EXERCISE INSTRUCTIONS – Return each line of the data below verbatim; pictures are to be left out.
****
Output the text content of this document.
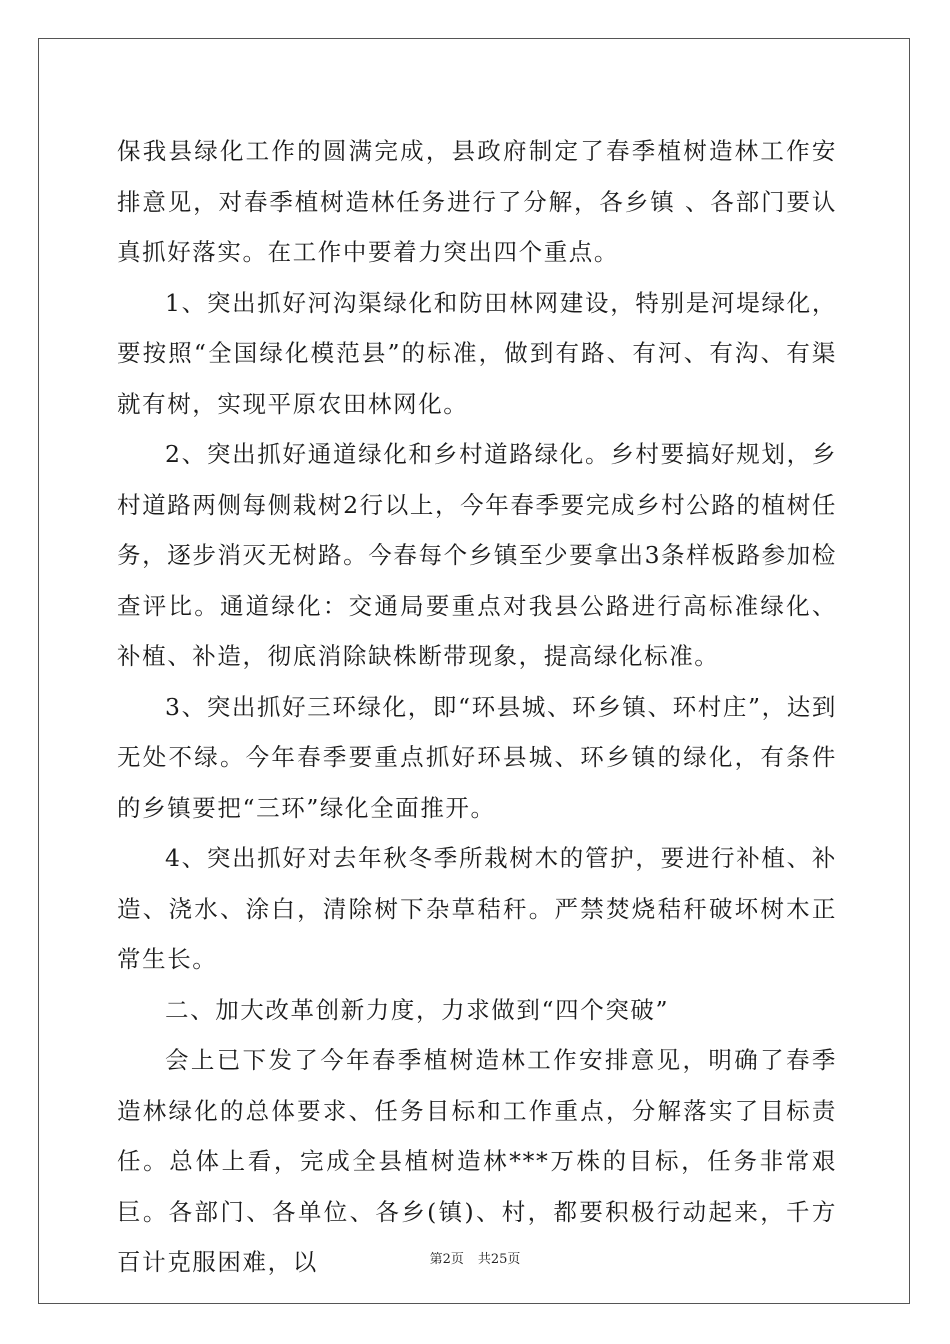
保我县绿化工作的圆满完成，县政府制定了春季植树造林工作安排意见，对春季植树造林任务进行了分解，各乡镇 、各部门要认真抓好落实。在工作中要着力突出四个重点。

1、突出抓好河沟渠绿化和防田林网建设，特别是河堤绿化，要按照“全国绿化模范县”的标准，做到有路、有河、有沟、有渠就有树，实现平原农田林网化。

2、突出抓好通道绿化和乡村道路绿化。乡村要搞好规划，乡村道路两侧每侧栽树2行以上，今年春季要完成乡村公路的植树任务，逐步消灭无树路。今春每个乡镇至少要拿出3条样板路参加检查评比。通道绿化：交通局要重点对我县公路进行高标准绿化、补植、补造，彻底消除缺株断带现象，提高绿化标准。

3、突出抓好三环绿化，即“环县城、环乡镇、环村庄”，达到无处不绿。今年春季要重点抓好环县城、环乡镇的绿化，有条件的乡镇要把“三环”绿化全面推开。

4、突出抓好对去年秋冬季所栽树木的管护，要进行补植、补造、浇水、涂白，清除树下杂草秸秆。严禁焚烧秸秆破坏树木正常生长。

二、加大改革创新力度，力求做到“四个突破”

会上已下发了今年春季植树造林工作安排意见，明确了春季造林绿化的总体要求、任务目标和工作重点，分解落实了目标责任。总体上看，完成全县植树造林***万株的目标，任务非常艰巨。各部门、各单位、各乡(镇)、村，都要积极行动起来，千方百计克服困难，以	第2页 共25页
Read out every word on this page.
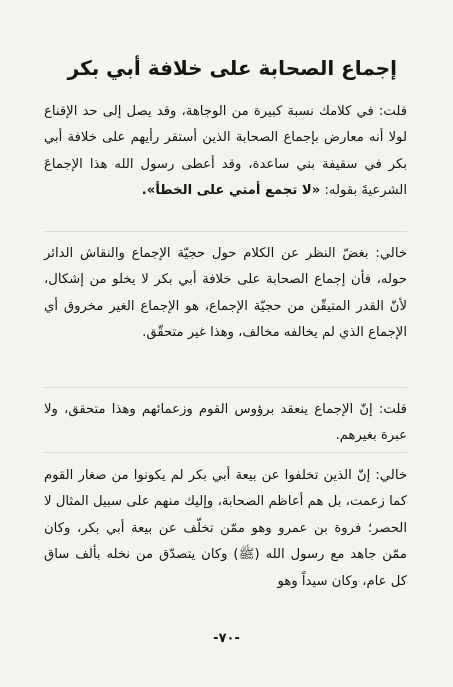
إجماع الصحابة على خلافة أبي بكر

قلت: في كلامك نسبة كبيرة من الوجاهة، وقد يصل إلى حد الإقناع لولا أنه معارض بإجماع الصحابة الذين أستقر رأيهم على خلافة أبي بكر في سقيفة بني ساعدة، وقد أعطى رسول الله هذا الإجماعَ الشرعيةَ بقوله: «لا تجمع أمتي على الخطأ».

خالي: بغضّ النظر عن الكلام حول حجيّة الإجماع والنقاش الدائر حوله، فأن إجماع الصحابة على خلافة أبي بكر لا يخلو من إشكال، لأنّ القدر المتيقّن من حجيّة الإجماع، هو الإجماع الغير مخروق أي الإجماع الذي لم يخالفه مخالف، وهذا غير متحقّق.

قلت: إنّ الإجماع ينعقد برؤوس القوم وزعمائهم وهذا متحقق، ولا عبرة بغيرهم.

خالي: إنّ الذين تخلفوا عن بيعة أبي بكر لم يكونوا من صغار القوم كما زعمت، بل هم أعاظم الصحابة، وإليك منهم على سبيل المثال لا الحصر؛ فروة بن عمرو وهو ممّن تخلّف عن بيعة أبي بكر، وكان ممّن جاهد مع رسول الله (ﷺ) وكان يتصدّق من نخله بألف ساق كل عام، وكان سيداً وهو

-٧٠-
****
EXERCISE SOLUTION –
Output the text content of this document.
保我县绿化工作的圆满完成，县政府制定了春季植树造林工作安排意见，对春季植树造林任务进行了分解，各乡镇 、各部门要认真抓好落实。在工作中要着力突出四个重点。

1、突出抓好河沟渠绿化和防田林网建设，特别是河堤绿化，要按照“全国绿化模范县”的标准，做到有路、有河、有沟、有渠就有树，实现平原农田林网化。

2、突出抓好通道绿化和乡村道路绿化。乡村要搞好规划，乡村道路两侧每侧栽树2行以上，今年春季要完成乡村公路的植树任务，逐步消灭无树路。今春每个乡镇至少要拿出3条样板路参加检查评比。通道绿化：交通局要重点对我县公路进行高标准绿化、补植、补造，彻底消除缺株断带现象，提高绿化标准。

3、突出抓好三环绿化，即“环县城、环乡镇、环村庄”，达到无处不绿。今年春季要重点抓好环县城、环乡镇的绿化，有条件的乡镇要把“三环”绿化全面推开。

4、突出抓好对去年秋冬季所栽树木的管护，要进行补植、补造、浇水、涂白，清除树下杂草秸秆。严禁焚烧秸秆破坏树木正常生长。

二、加大改革创新力度，力求做到“四个突破”

会上已下发了今年春季植树造林工作安排意见，明确了春季造林绿化的总体要求、任务目标和工作重点，分解落实了目标责任。总体上看，完成全县植树造林***万株的目标，任务非常艰巨。各部门、各单位、各乡(镇)、村，都要积极行动起来，千方百计克服困难，以	第2页 共25页
Read out every word on this page.
إجماع الصحابة على خلافة أبي بكر

قلت: في كلامك نسبة كبيرة من الوجاهة، وقد يصل إلى حد الإقناع لولا أنه معارض بإجماع الصحابة الذين أستقر رأيهم على خلافة أبي بكر في سقيفة بني ساعدة، وقد أعطى رسول الله هذا الإجماعَ الشرعيةَ بقوله: «لا تجمع أمتي على الخطأ».

خالي: بغضّ النظر عن الكلام حول حجيّة الإجماع والنقاش الدائر حوله، فأن إجماع الصحابة على خلافة أبي بكر لا يخلو من إشكال، لأنّ القدر المتيقّن من حجيّة الإجماع، هو الإجماع الغير مخروق أي الإجماع الذي لم يخالفه مخالف، وهذا غير متحقّق.

قلت: إنّ الإجماع ينعقد برؤوس القوم وزعمائهم وهذا متحقق، ولا عبرة بغيرهم.

خالي: إنّ الذين تخلفوا عن بيعة أبي بكر لم يكونوا من صغار القوم كما زعمت، بل هم أعاظم الصحابة، وإليك منهم على سبيل المثال لا الحصر؛ فروة بن عمرو وهو ممّن تخلّف عن بيعة أبي بكر، وكان ممّن جاهد مع رسول الله (ﷺ) وكان يتصدّق من نخله بألف ساق كل عام، وكان سيداً وهو

-٧٠-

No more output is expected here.